§ **What is asked**:
Make an exact copy of all the entries, with the pictures left out.

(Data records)
========

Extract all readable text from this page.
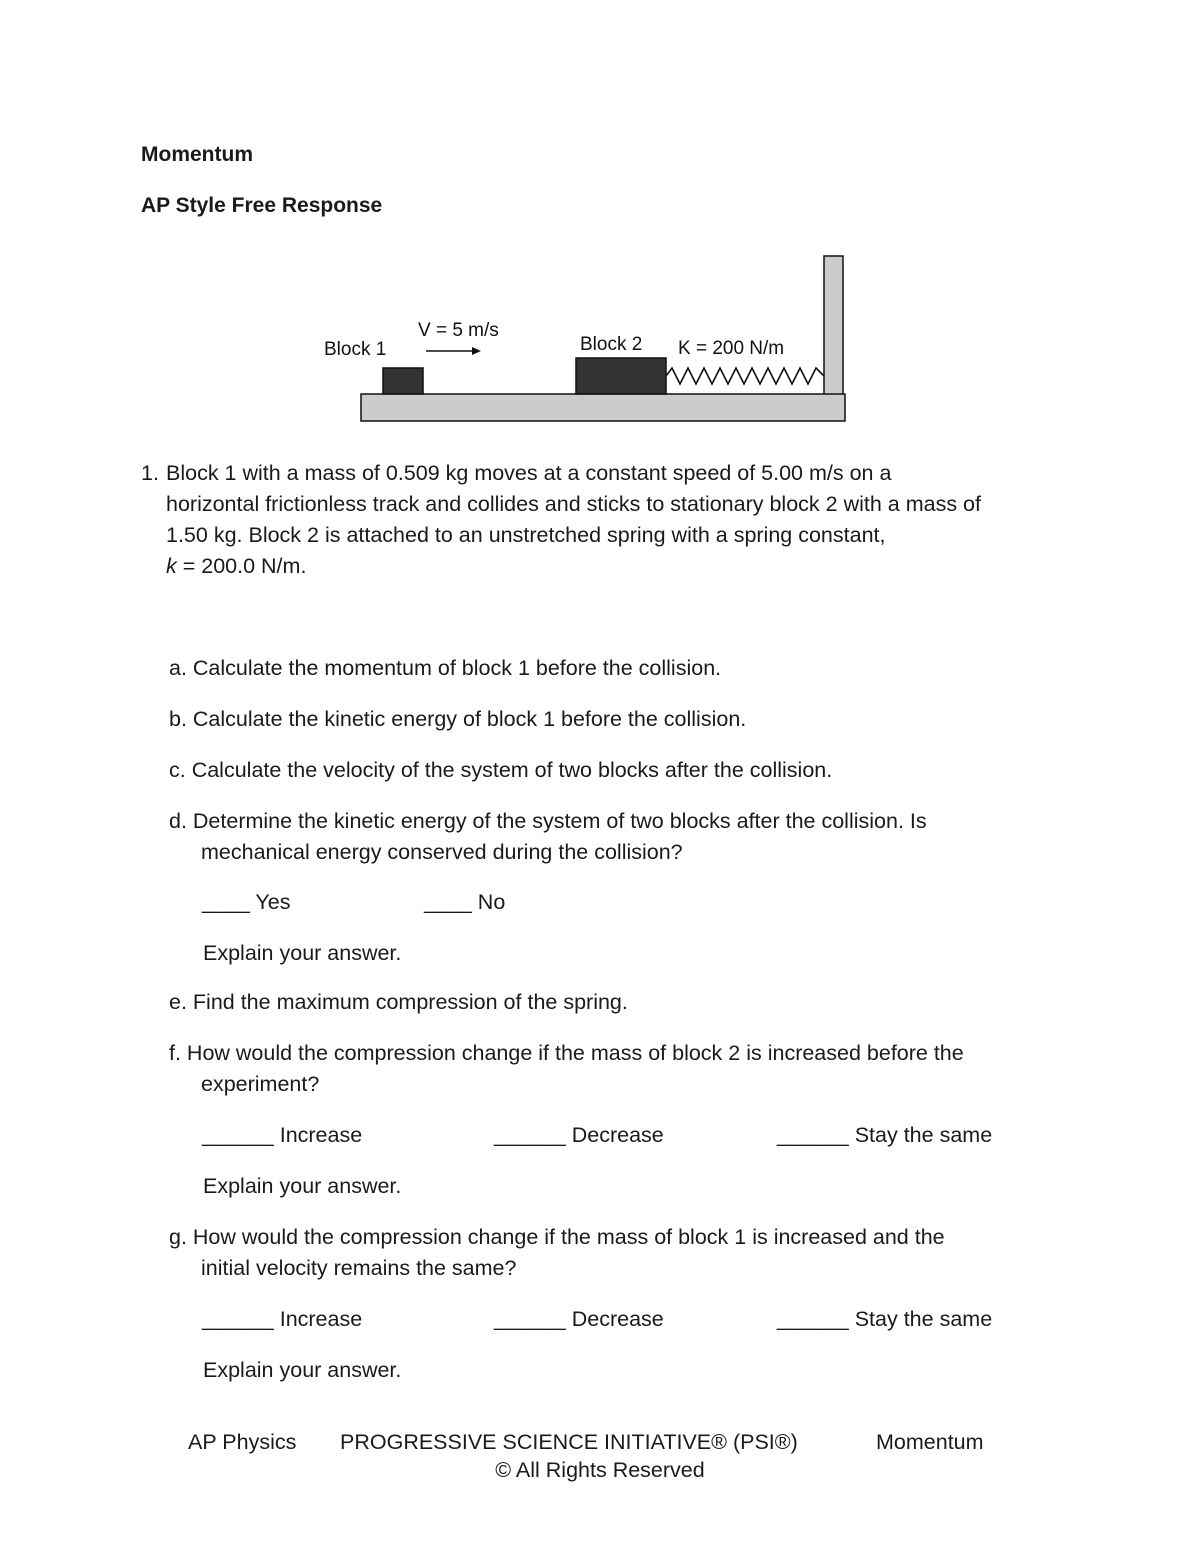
Momentum
AP Style Free Response
Block 1
V = 5 m/s
Block 2 K = 200 N/m
1. Block 1 with a mass of 0.509 kg moves at a constant speed of 5.00 m/s on a
horizontal frictionless track and collides and sticks to stationary block 2 with a mass of
1.50 kg. Block 2 is attached to an unstretched spring with a spring constant,
k = 200.0 N/m.
a. Calculate the momentum of block 1 before the collision.
b. Calculate the kinetic energy of block 1 before the collision.
c. Calculate the velocity of the system of two blocks after the collision.
d. Determine the kinetic energy of the system of two blocks after the collision. Is
mechanical energy conserved during the collision?
____ Yes	____ No
Explain your answer.
e. Find the maximum compression of the spring.
f. How would the compression change if the mass of block 2 is increased before the
experiment?
______ Increase	______ Decrease	______ Stay the same
Explain your answer.
g. How would the compression change if the mass of block 1 is increased and the
initial velocity remains the same?
______ Increase	______ Decrease	______ Stay the same
Explain your answer.
AP Physics PROGRESSIVE SCIENCE INITIATIVE® (PSI®)	Momentum
© All Rights Reserved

========

§ **Output of the exercise**:
Extract all readable text from this page.
Momentum
AP Style Free Response
Block 1
V = 5 m/s
Block 2 K = 200 N/m
1. Block 1 with a mass of 0.509 kg moves at a constant speed of 5.00 m/s on a
horizontal frictionless track and collides and sticks to stationary block 2 with a mass of
1.50 kg. Block 2 is attached to an unstretched spring with a spring constant,
k = 200.0 N/m.
a. Calculate the momentum of block 1 before the collision.
b. Calculate the kinetic energy of block 1 before the collision.
c. Calculate the velocity of the system of two blocks after the collision.
d. Determine the kinetic energy of the system of two blocks after the collision. Is
mechanical energy conserved during the collision?
____ Yes	____ No
Explain your answer.
e. Find the maximum compression of the spring.
f. How would the compression change if the mass of block 2 is increased before the
experiment?
______ Increase	______ Decrease	______ Stay the same
Explain your answer.
g. How would the compression change if the mass of block 1 is increased and the
initial velocity remains the same?
______ Increase	______ Decrease	______ Stay the same
Explain your answer.
AP Physics PROGRESSIVE SCIENCE INITIATIVE® (PSI®)	Momentum
© All Rights Reserved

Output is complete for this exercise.